* START Exercise data *

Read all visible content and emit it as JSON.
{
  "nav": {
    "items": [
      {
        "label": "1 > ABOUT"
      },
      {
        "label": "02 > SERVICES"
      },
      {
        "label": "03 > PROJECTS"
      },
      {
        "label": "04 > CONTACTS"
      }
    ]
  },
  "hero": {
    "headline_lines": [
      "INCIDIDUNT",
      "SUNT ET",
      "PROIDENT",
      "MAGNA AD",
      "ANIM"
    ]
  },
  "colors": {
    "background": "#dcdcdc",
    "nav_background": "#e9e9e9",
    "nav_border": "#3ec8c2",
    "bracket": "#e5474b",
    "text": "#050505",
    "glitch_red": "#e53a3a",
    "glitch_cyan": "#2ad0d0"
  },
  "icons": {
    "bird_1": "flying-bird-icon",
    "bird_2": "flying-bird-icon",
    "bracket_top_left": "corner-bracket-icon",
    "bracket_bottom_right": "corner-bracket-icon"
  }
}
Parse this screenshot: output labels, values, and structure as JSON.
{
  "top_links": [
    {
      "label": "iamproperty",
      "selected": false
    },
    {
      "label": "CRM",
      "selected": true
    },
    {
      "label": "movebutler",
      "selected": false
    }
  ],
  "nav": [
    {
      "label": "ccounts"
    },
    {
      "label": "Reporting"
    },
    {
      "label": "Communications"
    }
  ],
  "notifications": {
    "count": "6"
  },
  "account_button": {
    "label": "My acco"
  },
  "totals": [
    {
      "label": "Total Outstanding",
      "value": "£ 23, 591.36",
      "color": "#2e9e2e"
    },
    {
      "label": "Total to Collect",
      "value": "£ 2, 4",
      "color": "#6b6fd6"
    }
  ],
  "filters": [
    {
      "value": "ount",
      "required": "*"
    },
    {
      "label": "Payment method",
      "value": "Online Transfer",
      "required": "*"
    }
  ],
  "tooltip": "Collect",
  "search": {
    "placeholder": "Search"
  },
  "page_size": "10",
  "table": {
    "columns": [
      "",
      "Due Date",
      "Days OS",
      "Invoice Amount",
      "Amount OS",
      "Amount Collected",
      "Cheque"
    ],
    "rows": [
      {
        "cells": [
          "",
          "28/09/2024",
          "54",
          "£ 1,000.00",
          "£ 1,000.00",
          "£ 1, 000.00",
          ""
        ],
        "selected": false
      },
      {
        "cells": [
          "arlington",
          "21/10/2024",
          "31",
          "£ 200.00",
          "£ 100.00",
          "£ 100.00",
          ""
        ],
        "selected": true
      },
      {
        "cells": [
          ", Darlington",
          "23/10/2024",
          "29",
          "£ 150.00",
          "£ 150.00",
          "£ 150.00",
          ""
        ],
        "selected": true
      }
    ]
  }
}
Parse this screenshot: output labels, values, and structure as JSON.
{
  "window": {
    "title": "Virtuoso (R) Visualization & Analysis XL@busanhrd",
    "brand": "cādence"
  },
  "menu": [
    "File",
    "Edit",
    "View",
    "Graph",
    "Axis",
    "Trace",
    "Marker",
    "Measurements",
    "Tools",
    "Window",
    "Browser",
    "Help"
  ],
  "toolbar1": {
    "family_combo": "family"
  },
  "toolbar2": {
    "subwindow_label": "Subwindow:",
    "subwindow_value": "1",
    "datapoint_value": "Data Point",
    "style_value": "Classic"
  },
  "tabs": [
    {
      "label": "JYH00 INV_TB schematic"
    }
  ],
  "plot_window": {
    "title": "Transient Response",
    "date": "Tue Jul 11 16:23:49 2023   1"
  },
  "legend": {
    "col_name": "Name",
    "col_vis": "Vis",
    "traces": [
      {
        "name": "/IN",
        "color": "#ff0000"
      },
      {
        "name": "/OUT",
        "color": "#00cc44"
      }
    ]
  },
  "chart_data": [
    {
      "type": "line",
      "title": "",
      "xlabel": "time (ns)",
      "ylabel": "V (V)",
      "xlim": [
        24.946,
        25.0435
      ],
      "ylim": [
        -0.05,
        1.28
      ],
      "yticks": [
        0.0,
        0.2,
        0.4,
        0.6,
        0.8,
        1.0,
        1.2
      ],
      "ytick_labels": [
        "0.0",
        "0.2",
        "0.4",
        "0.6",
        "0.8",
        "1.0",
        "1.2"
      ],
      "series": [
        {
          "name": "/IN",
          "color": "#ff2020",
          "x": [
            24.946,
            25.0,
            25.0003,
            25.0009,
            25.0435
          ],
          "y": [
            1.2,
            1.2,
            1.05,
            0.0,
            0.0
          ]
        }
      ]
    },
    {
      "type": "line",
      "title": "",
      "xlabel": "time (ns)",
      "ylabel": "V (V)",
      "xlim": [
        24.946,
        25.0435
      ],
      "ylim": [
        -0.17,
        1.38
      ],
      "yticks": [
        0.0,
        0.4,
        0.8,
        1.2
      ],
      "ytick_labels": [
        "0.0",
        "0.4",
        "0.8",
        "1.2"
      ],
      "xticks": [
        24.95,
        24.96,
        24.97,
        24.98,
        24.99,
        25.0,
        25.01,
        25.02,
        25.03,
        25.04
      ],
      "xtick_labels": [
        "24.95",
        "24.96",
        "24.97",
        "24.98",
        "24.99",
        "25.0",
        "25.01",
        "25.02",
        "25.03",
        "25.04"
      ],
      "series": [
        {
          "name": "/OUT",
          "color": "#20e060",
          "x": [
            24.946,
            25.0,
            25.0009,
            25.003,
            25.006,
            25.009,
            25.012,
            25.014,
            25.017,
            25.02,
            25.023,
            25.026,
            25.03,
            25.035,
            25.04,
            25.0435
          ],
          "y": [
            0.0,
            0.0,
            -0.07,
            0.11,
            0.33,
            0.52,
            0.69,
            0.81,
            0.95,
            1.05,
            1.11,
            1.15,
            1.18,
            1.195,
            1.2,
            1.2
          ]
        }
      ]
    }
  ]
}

* END Exercise data *

= Exercise =
Quote the material exactly, leaving nothing out.

= Result =
Read all visible content and emit it as JSON.
{
  "nav": {
    "items": [
      {
        "label": "1 > ABOUT"
      },
      {
        "label": "02 > SERVICES"
      },
      {
        "label": "03 > PROJECTS"
      },
      {
        "label": "04 > CONTACTS"
      }
    ]
  },
  "hero": {
    "headline_lines": [
      "INCIDIDUNT",
      "SUNT ET",
      "PROIDENT",
      "MAGNA AD",
      "ANIM"
    ]
  },
  "colors": {
    "background": "#dcdcdc",
    "nav_background": "#e9e9e9",
    "nav_border": "#3ec8c2",
    "bracket": "#e5474b",
    "text": "#050505",
    "glitch_red": "#e53a3a",
    "glitch_cyan": "#2ad0d0"
  },
  "icons": {
    "bird_1": "flying-bird-icon",
    "bird_2": "flying-bird-icon",
    "bracket_top_left": "corner-bracket-icon",
    "bracket_bottom_right": "corner-bracket-icon"
  }
}
Parse this screenshot: output labels, values, and structure as JSON.
{
  "top_links": [
    {
      "label": "iamproperty",
      "selected": false
    },
    {
      "label": "CRM",
      "selected": true
    },
    {
      "label": "movebutler",
      "selected": false
    }
  ],
  "nav": [
    {
      "label": "ccounts"
    },
    {
      "label": "Reporting"
    },
    {
      "label": "Communications"
    }
  ],
  "notifications": {
    "count": "6"
  },
  "account_button": {
    "label": "My acco"
  },
  "totals": [
    {
      "label": "Total Outstanding",
      "value": "£ 23, 591.36",
      "color": "#2e9e2e"
    },
    {
      "label": "Total to Collect",
      "value": "£ 2, 4",
      "color": "#6b6fd6"
    }
  ],
  "filters": [
    {
      "value": "ount",
      "required": "*"
    },
    {
      "label": "Payment method",
      "value": "Online Transfer",
      "required": "*"
    }
  ],
  "tooltip": "Collect",
  "search": {
    "placeholder": "Search"
  },
  "page_size": "10",
  "table": {
    "columns": [
      "",
      "Due Date",
      "Days OS",
      "Invoice Amount",
      "Amount OS",
      "Amount Collected",
      "Cheque"
    ],
    "rows": [
      {
        "cells": [
          "",
          "28/09/2024",
          "54",
          "£ 1,000.00",
          "£ 1,000.00",
          "£ 1, 000.00",
          ""
        ],
        "selected": false
      },
      {
        "cells": [
          "arlington",
          "21/10/2024",
          "31",
          "£ 200.00",
          "£ 100.00",
          "£ 100.00",
          ""
        ],
        "selected": true
      },
      {
        "cells": [
          ", Darlington",
          "23/10/2024",
          "29",
          "£ 150.00",
          "£ 150.00",
          "£ 150.00",
          ""
        ],
        "selected": true
      }
    ]
  }
}
Parse this screenshot: output labels, values, and structure as JSON.
{
  "window": {
    "title": "Virtuoso (R) Visualization & Analysis XL@busanhrd",
    "brand": "cādence"
  },
  "menu": [
    "File",
    "Edit",
    "View",
    "Graph",
    "Axis",
    "Trace",
    "Marker",
    "Measurements",
    "Tools",
    "Window",
    "Browser",
    "Help"
  ],
  "toolbar1": {
    "family_combo": "family"
  },
  "toolbar2": {
    "subwindow_label": "Subwindow:",
    "subwindow_value": "1",
    "datapoint_value": "Data Point",
    "style_value": "Classic"
  },
  "tabs": [
    {
      "label": "JYH00 INV_TB schematic"
    }
  ],
  "plot_window": {
    "title": "Transient Response",
    "date": "Tue Jul 11 16:23:49 2023   1"
  },
  "legend": {
    "col_name": "Name",
    "col_vis": "Vis",
    "traces": [
      {
        "name": "/IN",
        "color": "#ff0000"
      },
      {
        "name": "/OUT",
        "color": "#00cc44"
      }
    ]
  },
  "chart_data": [
    {
      "type": "line",
      "title": "",
      "xlabel": "time (ns)",
      "ylabel": "V (V)",
      "xlim": [
        24.946,
        25.0435
      ],
      "ylim": [
        -0.05,
        1.28
      ],
      "yticks": [
        0.0,
        0.2,
        0.4,
        0.6,
        0.8,
        1.0,
        1.2
      ],
      "ytick_labels": [
        "0.0",
        "0.2",
        "0.4",
        "0.6",
        "0.8",
        "1.0",
        "1.2"
      ],
      "series": [
        {
          "name": "/IN",
          "color": "#ff2020",
          "x": [
            24.946,
            25.0,
            25.0003,
            25.0009,
            25.0435
          ],
          "y": [
            1.2,
            1.2,
            1.05,
            0.0,
            0.0
          ]
        }
      ]
    },
    {
      "type": "line",
      "title": "",
      "xlabel": "time (ns)",
      "ylabel": "V (V)",
      "xlim": [
        24.946,
        25.0435
      ],
      "ylim": [
        -0.17,
        1.38
      ],
      "yticks": [
        0.0,
        0.4,
        0.8,
        1.2
      ],
      "ytick_labels": [
        "0.0",
        "0.4",
        "0.8",
        "1.2"
      ],
      "xticks": [
        24.95,
        24.96,
        24.97,
        24.98,
        24.99,
        25.0,
        25.01,
        25.02,
        25.03,
        25.04
      ],
      "xtick_labels": [
        "24.95",
        "24.96",
        "24.97",
        "24.98",
        "24.99",
        "25.0",
        "25.01",
        "25.02",
        "25.03",
        "25.04"
      ],
      "series": [
        {
          "name": "/OUT",
          "color": "#20e060",
          "x": [
            24.946,
            25.0,
            25.0009,
            25.003,
            25.006,
            25.009,
            25.012,
            25.014,
            25.017,
            25.02,
            25.023,
            25.026,
            25.03,
            25.035,
            25.04,
            25.0435
          ],
          "y": [
            0.0,
            0.0,
            -0.07,
            0.11,
            0.33,
            0.52,
            0.69,
            0.81,
            0.95,
            1.05,
            1.11,
            1.15,
            1.18,
            1.195,
            1.2,
            1.2
          ]
        }
      ]
    }
  ]
}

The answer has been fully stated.